WORK INSTRUCTIONS — Express the lines from the start of the records through the line holding "stat-percent-sign: % [101,195,129,229]", inclusive, as a JSON list of strings, one string per line and no blank lines.

** Begin PROVIDED RECORDS **

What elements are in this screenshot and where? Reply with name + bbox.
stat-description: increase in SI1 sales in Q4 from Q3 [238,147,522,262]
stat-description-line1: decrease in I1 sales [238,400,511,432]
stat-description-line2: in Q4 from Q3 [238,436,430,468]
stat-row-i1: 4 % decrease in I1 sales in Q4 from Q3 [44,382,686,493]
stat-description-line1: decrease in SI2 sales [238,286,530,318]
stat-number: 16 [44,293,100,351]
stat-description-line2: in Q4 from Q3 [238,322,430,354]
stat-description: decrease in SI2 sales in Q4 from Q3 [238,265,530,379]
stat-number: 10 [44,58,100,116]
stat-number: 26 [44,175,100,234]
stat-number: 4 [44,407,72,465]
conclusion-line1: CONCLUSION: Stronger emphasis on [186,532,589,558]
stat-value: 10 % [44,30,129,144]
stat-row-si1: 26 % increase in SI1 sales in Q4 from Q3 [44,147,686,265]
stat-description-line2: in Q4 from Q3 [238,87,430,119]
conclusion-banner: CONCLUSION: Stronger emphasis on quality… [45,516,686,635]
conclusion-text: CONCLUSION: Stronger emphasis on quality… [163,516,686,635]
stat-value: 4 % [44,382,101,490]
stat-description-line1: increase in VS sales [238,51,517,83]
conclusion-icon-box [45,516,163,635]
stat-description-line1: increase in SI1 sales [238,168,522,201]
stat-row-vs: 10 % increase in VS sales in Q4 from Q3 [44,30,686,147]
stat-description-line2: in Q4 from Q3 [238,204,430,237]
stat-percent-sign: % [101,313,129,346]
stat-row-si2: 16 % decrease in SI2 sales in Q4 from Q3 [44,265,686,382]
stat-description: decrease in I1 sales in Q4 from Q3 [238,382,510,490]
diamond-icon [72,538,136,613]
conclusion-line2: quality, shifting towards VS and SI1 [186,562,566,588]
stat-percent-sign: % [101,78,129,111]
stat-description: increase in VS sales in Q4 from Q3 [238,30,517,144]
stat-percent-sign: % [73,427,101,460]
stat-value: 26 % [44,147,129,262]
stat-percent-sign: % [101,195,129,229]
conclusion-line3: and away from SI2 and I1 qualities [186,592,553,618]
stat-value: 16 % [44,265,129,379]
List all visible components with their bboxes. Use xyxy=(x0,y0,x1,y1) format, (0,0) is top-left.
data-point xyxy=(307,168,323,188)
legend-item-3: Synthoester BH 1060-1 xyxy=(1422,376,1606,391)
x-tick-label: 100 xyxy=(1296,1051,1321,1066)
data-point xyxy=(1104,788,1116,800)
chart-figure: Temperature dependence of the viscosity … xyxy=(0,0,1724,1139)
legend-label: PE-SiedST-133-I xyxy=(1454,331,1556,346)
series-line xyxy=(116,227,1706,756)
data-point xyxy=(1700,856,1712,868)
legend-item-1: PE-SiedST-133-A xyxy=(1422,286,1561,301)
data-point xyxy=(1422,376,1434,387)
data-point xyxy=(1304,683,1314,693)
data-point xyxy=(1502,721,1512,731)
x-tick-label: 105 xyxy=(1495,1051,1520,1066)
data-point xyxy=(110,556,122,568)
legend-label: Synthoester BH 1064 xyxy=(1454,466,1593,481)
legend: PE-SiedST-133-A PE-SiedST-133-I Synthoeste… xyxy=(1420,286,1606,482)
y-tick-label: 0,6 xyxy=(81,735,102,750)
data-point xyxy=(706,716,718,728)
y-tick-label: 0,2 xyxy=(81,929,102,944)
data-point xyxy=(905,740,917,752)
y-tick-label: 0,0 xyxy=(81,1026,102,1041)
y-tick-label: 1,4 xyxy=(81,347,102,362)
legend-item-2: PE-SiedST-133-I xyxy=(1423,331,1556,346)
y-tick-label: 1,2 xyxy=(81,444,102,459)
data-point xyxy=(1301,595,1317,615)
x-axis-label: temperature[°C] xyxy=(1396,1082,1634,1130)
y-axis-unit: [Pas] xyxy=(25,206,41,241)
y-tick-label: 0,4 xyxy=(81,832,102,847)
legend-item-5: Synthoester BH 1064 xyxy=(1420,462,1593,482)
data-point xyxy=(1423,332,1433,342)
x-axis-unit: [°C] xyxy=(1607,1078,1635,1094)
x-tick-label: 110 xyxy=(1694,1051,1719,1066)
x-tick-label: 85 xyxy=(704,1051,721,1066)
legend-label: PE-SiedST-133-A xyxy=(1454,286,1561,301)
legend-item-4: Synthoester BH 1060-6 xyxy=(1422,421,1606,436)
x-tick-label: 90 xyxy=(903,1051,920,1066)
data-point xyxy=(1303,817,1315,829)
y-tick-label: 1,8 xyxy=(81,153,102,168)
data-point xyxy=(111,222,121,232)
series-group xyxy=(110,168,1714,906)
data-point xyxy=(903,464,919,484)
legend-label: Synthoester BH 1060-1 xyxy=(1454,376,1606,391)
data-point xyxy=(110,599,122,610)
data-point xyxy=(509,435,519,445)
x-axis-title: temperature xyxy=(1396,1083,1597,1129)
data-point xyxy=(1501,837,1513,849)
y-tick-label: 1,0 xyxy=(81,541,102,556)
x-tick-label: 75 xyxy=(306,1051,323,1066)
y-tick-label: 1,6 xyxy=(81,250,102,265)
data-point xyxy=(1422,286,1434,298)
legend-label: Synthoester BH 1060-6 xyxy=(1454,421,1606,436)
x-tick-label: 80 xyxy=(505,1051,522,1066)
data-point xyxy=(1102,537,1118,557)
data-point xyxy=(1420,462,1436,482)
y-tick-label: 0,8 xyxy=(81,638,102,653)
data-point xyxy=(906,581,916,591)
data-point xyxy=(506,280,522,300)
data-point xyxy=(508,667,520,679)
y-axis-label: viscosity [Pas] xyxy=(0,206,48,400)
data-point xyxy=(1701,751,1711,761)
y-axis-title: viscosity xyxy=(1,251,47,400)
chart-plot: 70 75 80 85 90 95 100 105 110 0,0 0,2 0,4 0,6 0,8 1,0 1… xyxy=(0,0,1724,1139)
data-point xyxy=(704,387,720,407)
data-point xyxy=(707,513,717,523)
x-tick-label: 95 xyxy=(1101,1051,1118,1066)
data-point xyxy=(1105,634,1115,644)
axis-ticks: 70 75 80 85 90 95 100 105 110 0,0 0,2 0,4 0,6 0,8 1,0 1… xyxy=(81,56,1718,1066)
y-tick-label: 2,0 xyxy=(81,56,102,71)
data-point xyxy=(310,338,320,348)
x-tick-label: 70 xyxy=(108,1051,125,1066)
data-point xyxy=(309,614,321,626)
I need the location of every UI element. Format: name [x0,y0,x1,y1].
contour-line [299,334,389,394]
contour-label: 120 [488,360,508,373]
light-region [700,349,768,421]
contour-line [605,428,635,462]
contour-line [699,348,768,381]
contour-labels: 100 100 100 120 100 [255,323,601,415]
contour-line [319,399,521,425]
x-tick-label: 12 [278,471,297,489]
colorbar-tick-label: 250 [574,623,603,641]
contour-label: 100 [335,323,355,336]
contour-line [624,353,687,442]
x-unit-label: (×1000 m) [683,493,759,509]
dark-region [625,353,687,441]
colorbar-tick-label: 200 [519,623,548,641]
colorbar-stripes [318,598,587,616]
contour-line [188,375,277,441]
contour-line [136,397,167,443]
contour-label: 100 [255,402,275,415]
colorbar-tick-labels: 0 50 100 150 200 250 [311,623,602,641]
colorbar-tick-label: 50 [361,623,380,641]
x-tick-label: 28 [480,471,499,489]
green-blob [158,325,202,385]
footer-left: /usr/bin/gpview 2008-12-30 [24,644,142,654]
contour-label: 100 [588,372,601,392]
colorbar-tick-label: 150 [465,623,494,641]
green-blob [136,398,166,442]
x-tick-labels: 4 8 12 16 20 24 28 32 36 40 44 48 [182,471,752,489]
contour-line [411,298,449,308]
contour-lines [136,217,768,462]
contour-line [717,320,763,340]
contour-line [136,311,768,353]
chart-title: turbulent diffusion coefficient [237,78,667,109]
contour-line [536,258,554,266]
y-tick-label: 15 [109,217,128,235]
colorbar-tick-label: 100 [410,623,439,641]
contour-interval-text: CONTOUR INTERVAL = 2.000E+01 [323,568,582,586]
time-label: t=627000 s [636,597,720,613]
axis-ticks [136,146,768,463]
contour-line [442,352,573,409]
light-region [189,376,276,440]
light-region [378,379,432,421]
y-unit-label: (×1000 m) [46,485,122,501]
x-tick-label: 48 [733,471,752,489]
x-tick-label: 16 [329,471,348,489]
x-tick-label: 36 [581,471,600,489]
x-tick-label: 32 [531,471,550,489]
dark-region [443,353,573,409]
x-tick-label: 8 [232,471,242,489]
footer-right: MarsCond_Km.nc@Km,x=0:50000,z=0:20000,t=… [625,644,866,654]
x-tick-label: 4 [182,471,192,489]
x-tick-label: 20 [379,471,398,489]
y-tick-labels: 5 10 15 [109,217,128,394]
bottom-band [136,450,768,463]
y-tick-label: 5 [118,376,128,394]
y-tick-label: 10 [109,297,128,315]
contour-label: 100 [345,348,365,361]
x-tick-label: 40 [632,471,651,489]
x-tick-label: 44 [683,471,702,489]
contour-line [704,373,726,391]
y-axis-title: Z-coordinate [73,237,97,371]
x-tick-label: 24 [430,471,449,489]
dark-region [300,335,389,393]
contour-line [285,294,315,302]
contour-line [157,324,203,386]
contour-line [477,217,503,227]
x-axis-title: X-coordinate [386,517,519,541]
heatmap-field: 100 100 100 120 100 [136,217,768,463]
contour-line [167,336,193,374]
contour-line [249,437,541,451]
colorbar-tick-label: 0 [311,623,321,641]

** End PROVIDED RECORDS **

ANSWER IN FULL —
[
  "What elements are in this screenshot and where? Reply with name + bbox.",
  "stat-description: increase in SI1 sales in Q4 from Q3 [238,147,522,262]",
  "stat-description-line1: decrease in I1 sales [238,400,511,432]",
  "stat-description-line2: in Q4 from Q3 [238,436,430,468]",
  "stat-row-i1: 4 % decrease in I1 sales in Q4 from Q3 [44,382,686,493]",
  "stat-description-line1: decrease in SI2 sales [238,286,530,318]",
  "stat-number: 16 [44,293,100,351]",
  "stat-description-line2: in Q4 from Q3 [238,322,430,354]",
  "stat-description: decrease in SI2 sales in Q4 from Q3 [238,265,530,379]",
  "stat-number: 10 [44,58,100,116]",
  "stat-number: 26 [44,175,100,234]",
  "stat-number: 4 [44,407,72,465]",
  "conclusion-line1: CONCLUSION: Stronger emphasis on [186,532,589,558]",
  "stat-value: 10 % [44,30,129,144]",
  "stat-row-si1: 26 % increase in SI1 sales in Q4 from Q3 [44,147,686,265]",
  "stat-description-line2: in Q4 from Q3 [238,87,430,119]",
  "conclusion-banner: CONCLUSION: Stronger emphasis on quality… [45,516,686,635]",
  "conclusion-text: CONCLUSION: Stronger emphasis on quality… [163,516,686,635]",
  "stat-value: 4 % [44,382,101,490]",
  "stat-description-line1: increase in VS sales [238,51,517,83]",
  "conclusion-icon-box [45,516,163,635]",
  "stat-description-line1: increase in SI1 sales [238,168,522,201]",
  "stat-row-vs: 10 % increase in VS sales in Q4 from Q3 [44,30,686,147]",
  "stat-description-line2: in Q4 from Q3 [238,204,430,237]",
  "stat-percent-sign: % [101,313,129,346]",
  "stat-row-si2: 16 % decrease in SI2 sales in Q4 from Q3 [44,265,686,382]",
  "stat-description: decrease in I1 sales in Q4 from Q3 [238,382,510,490]",
  "diamond-icon [72,538,136,613]",
  "conclusion-line2: quality, shifting towards VS and SI1 [186,562,566,588]",
  "stat-percent-sign: % [101,78,129,111]",
  "stat-description: increase in VS sales in Q4 from Q3 [238,30,517,144]",
  "stat-percent-sign: % [73,427,101,460]",
  "stat-value: 26 % [44,147,129,262]",
  "stat-percent-sign: % [101,195,129,229]"
]